(Items from a data source)
--- --- ---

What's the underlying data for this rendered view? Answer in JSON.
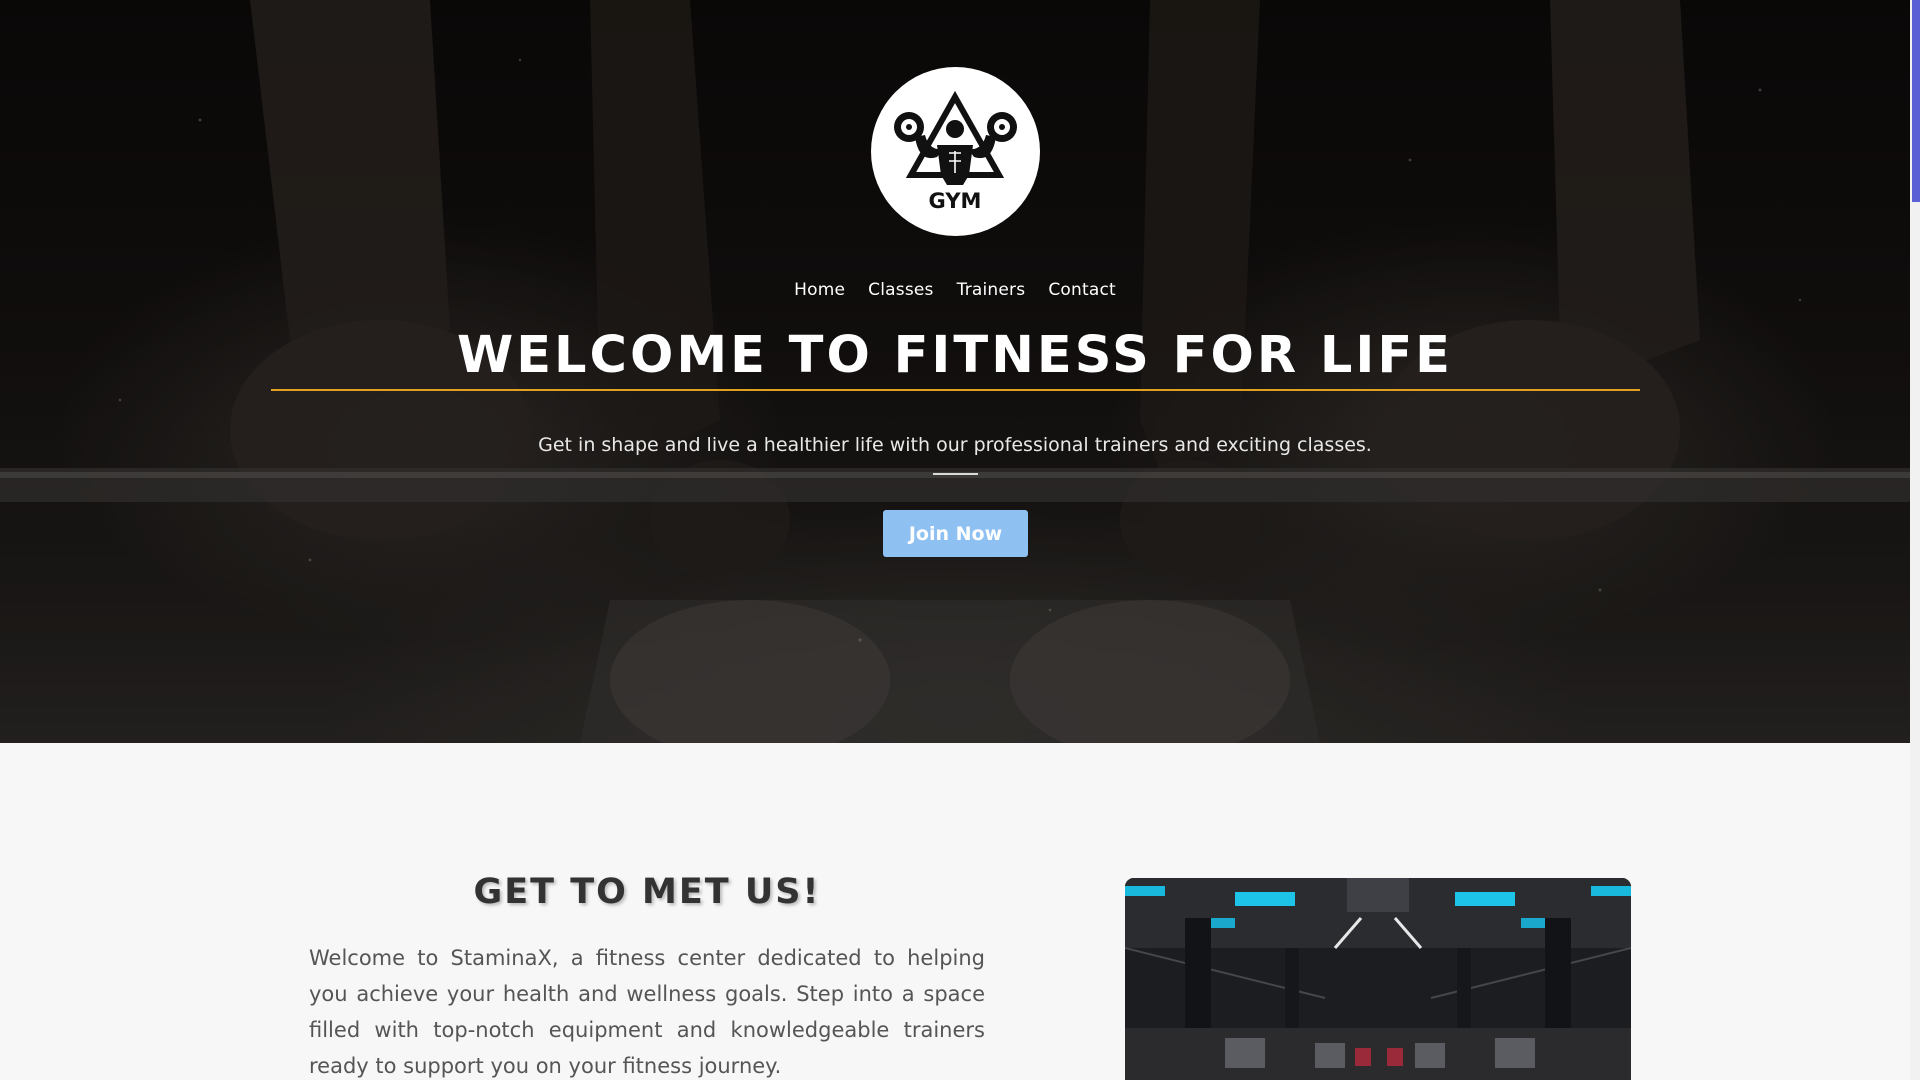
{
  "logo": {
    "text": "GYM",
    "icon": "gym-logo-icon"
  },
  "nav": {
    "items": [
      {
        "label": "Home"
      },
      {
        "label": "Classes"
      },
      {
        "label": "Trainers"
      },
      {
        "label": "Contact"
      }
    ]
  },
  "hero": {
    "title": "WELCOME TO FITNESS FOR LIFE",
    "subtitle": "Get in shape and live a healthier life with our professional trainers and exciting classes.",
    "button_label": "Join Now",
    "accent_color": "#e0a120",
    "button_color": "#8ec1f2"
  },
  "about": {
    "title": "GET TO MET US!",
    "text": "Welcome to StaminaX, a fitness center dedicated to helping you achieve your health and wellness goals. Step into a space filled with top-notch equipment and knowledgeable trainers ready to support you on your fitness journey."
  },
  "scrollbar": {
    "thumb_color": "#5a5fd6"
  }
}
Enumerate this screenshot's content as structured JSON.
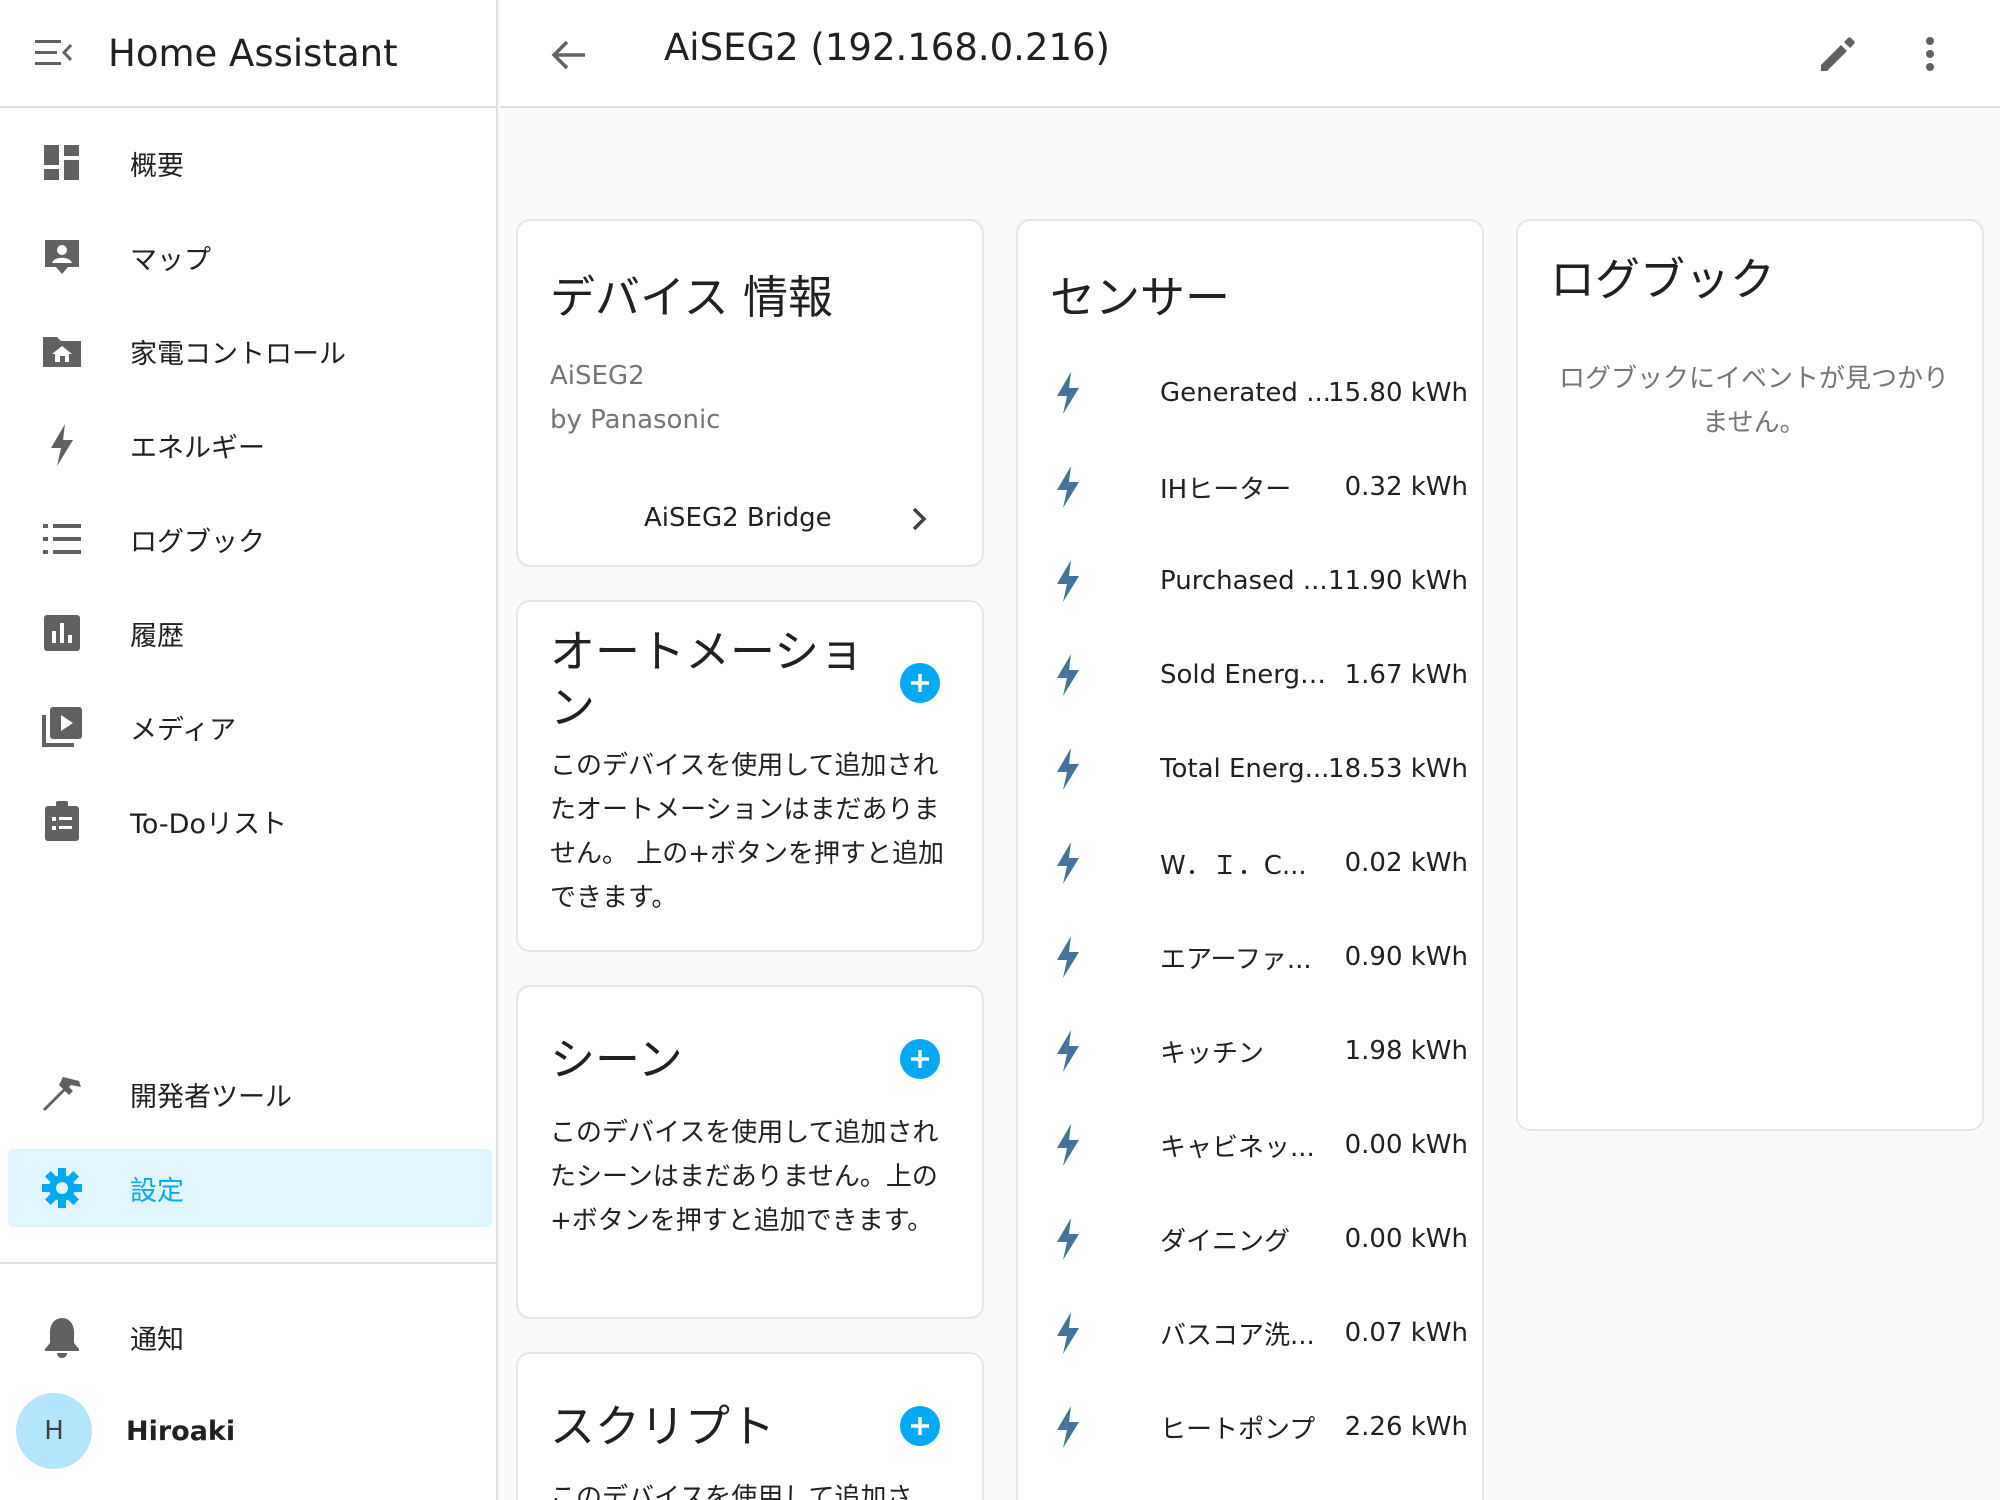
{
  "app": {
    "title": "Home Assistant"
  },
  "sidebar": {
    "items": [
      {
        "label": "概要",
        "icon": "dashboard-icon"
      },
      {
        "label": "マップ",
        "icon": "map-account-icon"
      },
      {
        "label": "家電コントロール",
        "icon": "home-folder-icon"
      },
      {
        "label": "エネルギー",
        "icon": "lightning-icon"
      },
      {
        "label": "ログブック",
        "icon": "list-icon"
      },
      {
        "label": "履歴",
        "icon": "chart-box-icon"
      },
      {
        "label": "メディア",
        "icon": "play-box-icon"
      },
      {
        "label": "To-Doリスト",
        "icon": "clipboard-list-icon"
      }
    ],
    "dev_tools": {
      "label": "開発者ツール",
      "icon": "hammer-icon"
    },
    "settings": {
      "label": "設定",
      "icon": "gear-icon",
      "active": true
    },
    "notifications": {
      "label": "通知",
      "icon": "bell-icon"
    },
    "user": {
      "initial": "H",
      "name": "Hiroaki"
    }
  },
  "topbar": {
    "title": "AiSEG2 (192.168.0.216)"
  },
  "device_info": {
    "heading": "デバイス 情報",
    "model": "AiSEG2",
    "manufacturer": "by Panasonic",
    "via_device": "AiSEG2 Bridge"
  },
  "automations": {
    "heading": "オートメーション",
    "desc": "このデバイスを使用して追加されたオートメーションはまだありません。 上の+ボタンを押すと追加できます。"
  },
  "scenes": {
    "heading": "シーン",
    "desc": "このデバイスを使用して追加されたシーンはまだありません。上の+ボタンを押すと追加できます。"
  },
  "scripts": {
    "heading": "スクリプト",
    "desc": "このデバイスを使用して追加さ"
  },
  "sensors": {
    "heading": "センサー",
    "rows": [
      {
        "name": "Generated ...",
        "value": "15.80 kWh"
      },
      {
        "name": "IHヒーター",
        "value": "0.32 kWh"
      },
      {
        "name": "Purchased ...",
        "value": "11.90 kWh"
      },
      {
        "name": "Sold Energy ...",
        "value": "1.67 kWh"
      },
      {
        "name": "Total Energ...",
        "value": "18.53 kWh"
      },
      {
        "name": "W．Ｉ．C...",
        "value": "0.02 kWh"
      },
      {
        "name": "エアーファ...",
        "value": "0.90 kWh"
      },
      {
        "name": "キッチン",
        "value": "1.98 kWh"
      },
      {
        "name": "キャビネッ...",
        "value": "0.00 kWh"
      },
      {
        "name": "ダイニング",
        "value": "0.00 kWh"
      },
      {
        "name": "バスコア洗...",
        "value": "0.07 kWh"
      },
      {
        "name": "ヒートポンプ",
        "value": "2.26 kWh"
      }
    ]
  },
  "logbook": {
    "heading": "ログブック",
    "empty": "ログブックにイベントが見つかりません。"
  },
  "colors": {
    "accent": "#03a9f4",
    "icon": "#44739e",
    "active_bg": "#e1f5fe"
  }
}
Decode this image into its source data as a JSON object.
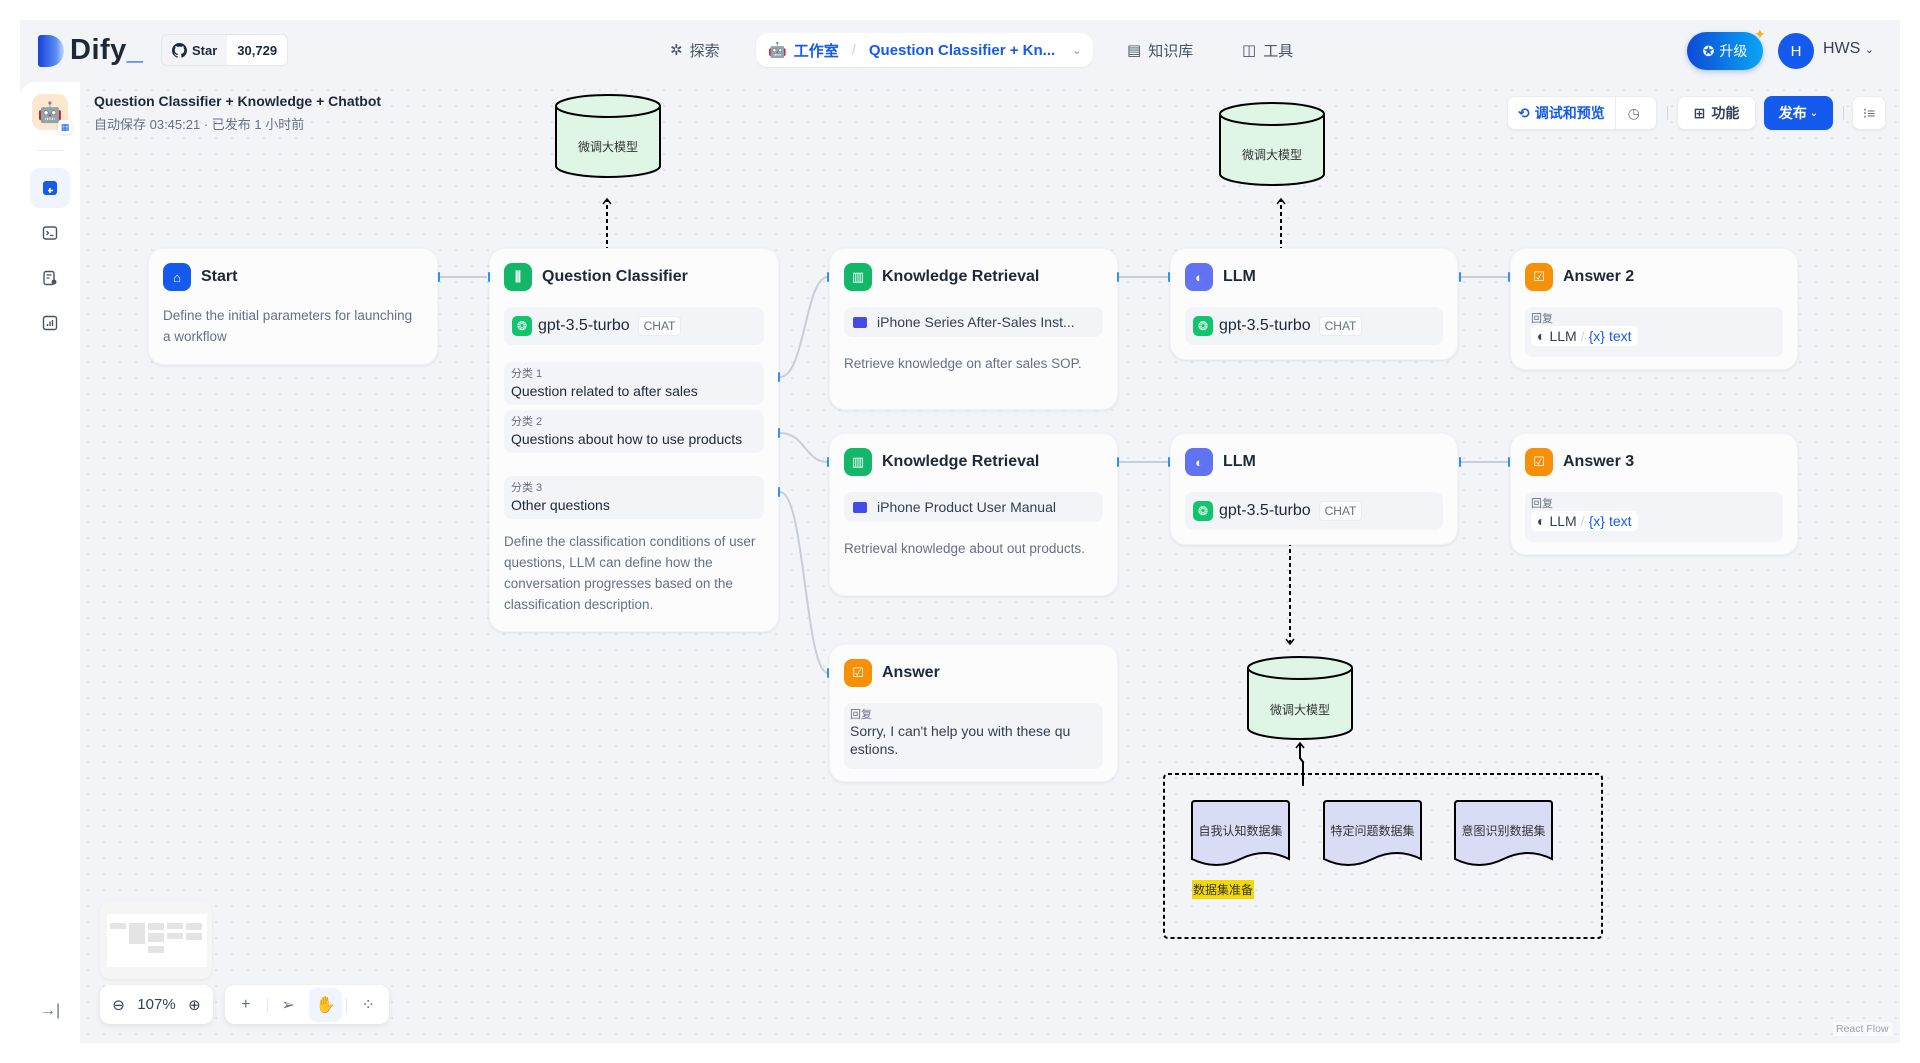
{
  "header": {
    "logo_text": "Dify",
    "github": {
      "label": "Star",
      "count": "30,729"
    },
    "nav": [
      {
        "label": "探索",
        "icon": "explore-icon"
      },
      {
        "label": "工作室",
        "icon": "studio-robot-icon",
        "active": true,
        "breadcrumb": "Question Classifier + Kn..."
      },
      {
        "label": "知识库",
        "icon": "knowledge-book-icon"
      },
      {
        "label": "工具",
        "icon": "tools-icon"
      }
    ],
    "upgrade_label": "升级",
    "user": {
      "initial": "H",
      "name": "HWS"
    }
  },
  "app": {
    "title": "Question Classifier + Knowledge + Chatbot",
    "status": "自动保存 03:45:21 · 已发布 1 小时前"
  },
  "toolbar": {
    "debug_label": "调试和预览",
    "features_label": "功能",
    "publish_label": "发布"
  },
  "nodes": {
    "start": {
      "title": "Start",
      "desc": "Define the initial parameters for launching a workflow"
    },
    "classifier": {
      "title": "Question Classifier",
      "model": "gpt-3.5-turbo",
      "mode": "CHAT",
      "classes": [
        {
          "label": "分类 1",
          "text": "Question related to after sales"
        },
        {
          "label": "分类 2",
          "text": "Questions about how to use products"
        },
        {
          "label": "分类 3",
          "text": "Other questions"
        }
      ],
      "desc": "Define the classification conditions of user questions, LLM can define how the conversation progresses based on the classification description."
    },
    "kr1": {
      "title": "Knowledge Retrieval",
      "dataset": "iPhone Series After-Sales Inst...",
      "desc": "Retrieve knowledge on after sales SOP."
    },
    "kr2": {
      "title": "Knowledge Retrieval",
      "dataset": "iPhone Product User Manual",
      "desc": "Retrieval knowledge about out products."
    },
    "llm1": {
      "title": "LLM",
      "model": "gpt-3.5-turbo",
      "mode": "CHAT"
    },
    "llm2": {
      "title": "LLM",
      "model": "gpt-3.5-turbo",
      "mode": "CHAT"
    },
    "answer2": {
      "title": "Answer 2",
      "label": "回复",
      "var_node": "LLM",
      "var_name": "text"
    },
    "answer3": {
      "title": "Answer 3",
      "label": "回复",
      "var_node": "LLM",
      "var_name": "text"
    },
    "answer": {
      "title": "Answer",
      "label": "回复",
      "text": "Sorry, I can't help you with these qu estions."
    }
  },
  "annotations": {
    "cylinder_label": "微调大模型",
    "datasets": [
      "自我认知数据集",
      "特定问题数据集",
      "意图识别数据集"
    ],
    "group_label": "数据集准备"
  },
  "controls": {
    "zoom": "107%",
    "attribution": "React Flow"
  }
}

--- --- ---

(Task) Which lines above hold the word "ボタンを押すと追加できます"? Copy each of them.

(Exercise result)
    "desc": "このデバイスを使用して追加されたオートメーションはまだありません。 上の+ボタンを押すと追加できます。"
    "desc": "このデバイスを使用して追加されたシーンはまだありません。上の+ボタンを押すと追加できます。"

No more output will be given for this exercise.